- **Problem details**
Every entry below must appear again, exactly as written.
[BEGIN Data supplied]
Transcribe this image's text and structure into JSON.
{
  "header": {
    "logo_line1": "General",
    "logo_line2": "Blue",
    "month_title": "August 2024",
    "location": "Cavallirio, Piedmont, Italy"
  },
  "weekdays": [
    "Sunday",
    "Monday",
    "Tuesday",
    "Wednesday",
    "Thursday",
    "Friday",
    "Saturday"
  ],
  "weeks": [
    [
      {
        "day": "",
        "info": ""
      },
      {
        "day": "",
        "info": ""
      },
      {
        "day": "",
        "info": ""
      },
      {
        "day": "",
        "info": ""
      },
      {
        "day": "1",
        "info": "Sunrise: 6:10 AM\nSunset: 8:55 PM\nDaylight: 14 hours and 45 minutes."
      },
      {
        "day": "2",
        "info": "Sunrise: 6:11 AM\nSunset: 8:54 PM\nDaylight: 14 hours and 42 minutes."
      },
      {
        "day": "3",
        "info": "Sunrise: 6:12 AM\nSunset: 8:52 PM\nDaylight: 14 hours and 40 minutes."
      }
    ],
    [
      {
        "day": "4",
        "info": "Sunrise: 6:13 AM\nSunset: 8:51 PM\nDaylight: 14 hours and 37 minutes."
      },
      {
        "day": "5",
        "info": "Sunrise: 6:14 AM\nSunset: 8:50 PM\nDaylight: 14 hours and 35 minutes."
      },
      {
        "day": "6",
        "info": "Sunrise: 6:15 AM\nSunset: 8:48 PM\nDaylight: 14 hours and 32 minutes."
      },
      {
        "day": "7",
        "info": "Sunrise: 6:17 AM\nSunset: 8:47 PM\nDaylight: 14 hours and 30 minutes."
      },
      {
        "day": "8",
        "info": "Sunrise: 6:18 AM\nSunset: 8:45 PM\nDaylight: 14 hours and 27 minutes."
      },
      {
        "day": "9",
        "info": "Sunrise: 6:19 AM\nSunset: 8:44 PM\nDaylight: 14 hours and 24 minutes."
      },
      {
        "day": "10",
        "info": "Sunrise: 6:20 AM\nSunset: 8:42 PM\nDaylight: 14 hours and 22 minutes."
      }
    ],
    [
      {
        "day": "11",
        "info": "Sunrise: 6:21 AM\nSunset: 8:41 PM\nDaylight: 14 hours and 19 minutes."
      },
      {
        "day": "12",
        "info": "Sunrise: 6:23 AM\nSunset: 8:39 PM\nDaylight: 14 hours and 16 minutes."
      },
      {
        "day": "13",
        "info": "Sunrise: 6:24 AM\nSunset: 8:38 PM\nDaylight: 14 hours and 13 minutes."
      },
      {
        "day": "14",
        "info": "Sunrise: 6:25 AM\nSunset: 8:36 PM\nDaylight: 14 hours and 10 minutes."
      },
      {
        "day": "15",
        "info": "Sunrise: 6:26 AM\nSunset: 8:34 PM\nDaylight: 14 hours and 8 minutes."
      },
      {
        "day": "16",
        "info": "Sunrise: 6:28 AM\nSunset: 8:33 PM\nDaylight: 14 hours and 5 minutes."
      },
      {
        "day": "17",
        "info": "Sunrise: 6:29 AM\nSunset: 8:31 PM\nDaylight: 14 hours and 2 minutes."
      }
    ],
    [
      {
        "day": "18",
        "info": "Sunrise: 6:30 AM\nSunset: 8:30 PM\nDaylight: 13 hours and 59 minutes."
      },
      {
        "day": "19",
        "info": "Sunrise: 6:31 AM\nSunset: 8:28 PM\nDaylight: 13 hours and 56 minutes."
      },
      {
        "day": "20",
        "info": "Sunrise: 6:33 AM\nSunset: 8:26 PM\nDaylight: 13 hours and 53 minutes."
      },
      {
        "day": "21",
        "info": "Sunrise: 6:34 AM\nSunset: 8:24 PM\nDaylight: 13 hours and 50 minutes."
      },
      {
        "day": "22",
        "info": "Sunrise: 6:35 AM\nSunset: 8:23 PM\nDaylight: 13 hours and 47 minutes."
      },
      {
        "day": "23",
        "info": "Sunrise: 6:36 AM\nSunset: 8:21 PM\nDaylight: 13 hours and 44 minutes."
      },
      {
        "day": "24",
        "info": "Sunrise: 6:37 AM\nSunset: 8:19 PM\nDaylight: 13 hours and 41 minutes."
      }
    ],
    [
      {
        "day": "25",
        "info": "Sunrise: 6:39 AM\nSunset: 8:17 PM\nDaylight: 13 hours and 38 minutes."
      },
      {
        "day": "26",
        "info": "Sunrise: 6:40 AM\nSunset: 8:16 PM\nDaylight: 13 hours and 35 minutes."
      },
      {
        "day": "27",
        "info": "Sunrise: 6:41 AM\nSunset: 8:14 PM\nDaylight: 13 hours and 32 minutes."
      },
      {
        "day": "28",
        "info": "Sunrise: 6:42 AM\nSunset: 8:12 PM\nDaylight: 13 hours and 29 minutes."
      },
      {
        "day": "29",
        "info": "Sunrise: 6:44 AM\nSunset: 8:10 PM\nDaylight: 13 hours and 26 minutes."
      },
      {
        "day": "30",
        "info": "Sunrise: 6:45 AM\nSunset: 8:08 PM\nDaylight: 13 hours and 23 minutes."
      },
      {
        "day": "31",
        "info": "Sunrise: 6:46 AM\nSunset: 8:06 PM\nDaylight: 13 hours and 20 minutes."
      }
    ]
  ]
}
[END Data supplied]
- **Result for this exercise**
Transcribe this image's text and structure into JSON.
{
  "header": {
    "logo_line1": "General",
    "logo_line2": "Blue",
    "month_title": "August 2024",
    "location": "Cavallirio, Piedmont, Italy"
  },
  "weekdays": [
    "Sunday",
    "Monday",
    "Tuesday",
    "Wednesday",
    "Thursday",
    "Friday",
    "Saturday"
  ],
  "weeks": [
    [
      {
        "day": "",
        "info": ""
      },
      {
        "day": "",
        "info": ""
      },
      {
        "day": "",
        "info": ""
      },
      {
        "day": "",
        "info": ""
      },
      {
        "day": "1",
        "info": "Sunrise: 6:10 AM\nSunset: 8:55 PM\nDaylight: 14 hours and 45 minutes."
      },
      {
        "day": "2",
        "info": "Sunrise: 6:11 AM\nSunset: 8:54 PM\nDaylight: 14 hours and 42 minutes."
      },
      {
        "day": "3",
        "info": "Sunrise: 6:12 AM\nSunset: 8:52 PM\nDaylight: 14 hours and 40 minutes."
      }
    ],
    [
      {
        "day": "4",
        "info": "Sunrise: 6:13 AM\nSunset: 8:51 PM\nDaylight: 14 hours and 37 minutes."
      },
      {
        "day": "5",
        "info": "Sunrise: 6:14 AM\nSunset: 8:50 PM\nDaylight: 14 hours and 35 minutes."
      },
      {
        "day": "6",
        "info": "Sunrise: 6:15 AM\nSunset: 8:48 PM\nDaylight: 14 hours and 32 minutes."
      },
      {
        "day": "7",
        "info": "Sunrise: 6:17 AM\nSunset: 8:47 PM\nDaylight: 14 hours and 30 minutes."
      },
      {
        "day": "8",
        "info": "Sunrise: 6:18 AM\nSunset: 8:45 PM\nDaylight: 14 hours and 27 minutes."
      },
      {
        "day": "9",
        "info": "Sunrise: 6:19 AM\nSunset: 8:44 PM\nDaylight: 14 hours and 24 minutes."
      },
      {
        "day": "10",
        "info": "Sunrise: 6:20 AM\nSunset: 8:42 PM\nDaylight: 14 hours and 22 minutes."
      }
    ],
    [
      {
        "day": "11",
        "info": "Sunrise: 6:21 AM\nSunset: 8:41 PM\nDaylight: 14 hours and 19 minutes."
      },
      {
        "day": "12",
        "info": "Sunrise: 6:23 AM\nSunset: 8:39 PM\nDaylight: 14 hours and 16 minutes."
      },
      {
        "day": "13",
        "info": "Sunrise: 6:24 AM\nSunset: 8:38 PM\nDaylight: 14 hours and 13 minutes."
      },
      {
        "day": "14",
        "info": "Sunrise: 6:25 AM\nSunset: 8:36 PM\nDaylight: 14 hours and 10 minutes."
      },
      {
        "day": "15",
        "info": "Sunrise: 6:26 AM\nSunset: 8:34 PM\nDaylight: 14 hours and 8 minutes."
      },
      {
        "day": "16",
        "info": "Sunrise: 6:28 AM\nSunset: 8:33 PM\nDaylight: 14 hours and 5 minutes."
      },
      {
        "day": "17",
        "info": "Sunrise: 6:29 AM\nSunset: 8:31 PM\nDaylight: 14 hours and 2 minutes."
      }
    ],
    [
      {
        "day": "18",
        "info": "Sunrise: 6:30 AM\nSunset: 8:30 PM\nDaylight: 13 hours and 59 minutes."
      },
      {
        "day": "19",
        "info": "Sunrise: 6:31 AM\nSunset: 8:28 PM\nDaylight: 13 hours and 56 minutes."
      },
      {
        "day": "20",
        "info": "Sunrise: 6:33 AM\nSunset: 8:26 PM\nDaylight: 13 hours and 53 minutes."
      },
      {
        "day": "21",
        "info": "Sunrise: 6:34 AM\nSunset: 8:24 PM\nDaylight: 13 hours and 50 minutes."
      },
      {
        "day": "22",
        "info": "Sunrise: 6:35 AM\nSunset: 8:23 PM\nDaylight: 13 hours and 47 minutes."
      },
      {
        "day": "23",
        "info": "Sunrise: 6:36 AM\nSunset: 8:21 PM\nDaylight: 13 hours and 44 minutes."
      },
      {
        "day": "24",
        "info": "Sunrise: 6:37 AM\nSunset: 8:19 PM\nDaylight: 13 hours and 41 minutes."
      }
    ],
    [
      {
        "day": "25",
        "info": "Sunrise: 6:39 AM\nSunset: 8:17 PM\nDaylight: 13 hours and 38 minutes."
      },
      {
        "day": "26",
        "info": "Sunrise: 6:40 AM\nSunset: 8:16 PM\nDaylight: 13 hours and 35 minutes."
      },
      {
        "day": "27",
        "info": "Sunrise: 6:41 AM\nSunset: 8:14 PM\nDaylight: 13 hours and 32 minutes."
      },
      {
        "day": "28",
        "info": "Sunrise: 6:42 AM\nSunset: 8:12 PM\nDaylight: 13 hours and 29 minutes."
      },
      {
        "day": "29",
        "info": "Sunrise: 6:44 AM\nSunset: 8:10 PM\nDaylight: 13 hours and 26 minutes."
      },
      {
        "day": "30",
        "info": "Sunrise: 6:45 AM\nSunset: 8:08 PM\nDaylight: 13 hours and 23 minutes."
      },
      {
        "day": "31",
        "info": "Sunrise: 6:46 AM\nSunset: 8:06 PM\nDaylight: 13 hours and 20 minutes."
      }
    ]
  ]
}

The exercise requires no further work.